> **Description of the task**: Set down each entry exactly as given; pictures should not appear in the copy.

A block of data
-*-

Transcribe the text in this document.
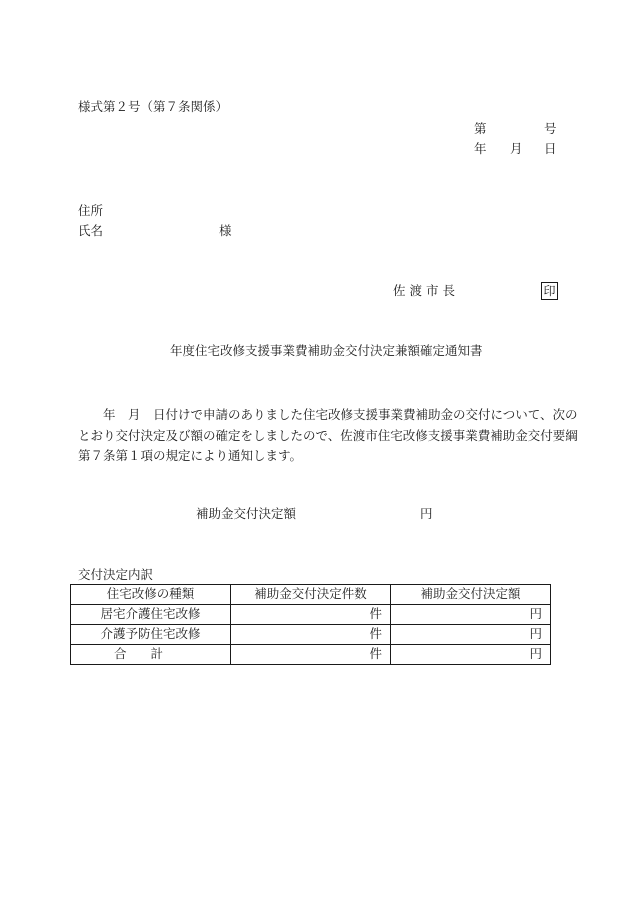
様式第２号（第７条関係）
第	号
年 月 日
住所
氏名	様
佐渡市長	印
年度住宅改修支援事業費補助金交付決定兼額確定通知書

　　年　月　日付けで申請のありました住宅改修支援事業費補助金の交付について、次の

とおり交付決定及び額の確定をしましたので、佐渡市住宅改修支援事業費補助金交付要綱

第７条第１項の規定により通知します。

補助金交付決定額	円
交付決定内訳
住宅改修の種類	補助金交付決定件数	補助金交付決定額
居宅介護住宅改修	件	円
介護予防住宅改修	件	円
合計	件	円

-*-

> **Exercise solution**:
Transcribe the text in this document.
様式第２号（第７条関係）
第	号
年 月 日
住所
氏名	様
佐渡市長	印
年度住宅改修支援事業費補助金交付決定兼額確定通知書

　　年　月　日付けで申請のありました住宅改修支援事業費補助金の交付について、次の

とおり交付決定及び額の確定をしましたので、佐渡市住宅改修支援事業費補助金交付要綱

第７条第１項の規定により通知します。

補助金交付決定額	円
交付決定内訳
住宅改修の種類	補助金交付決定件数	補助金交付決定額
居宅介護住宅改修	件	円
介護予防住宅改修	件	円
合計	件	円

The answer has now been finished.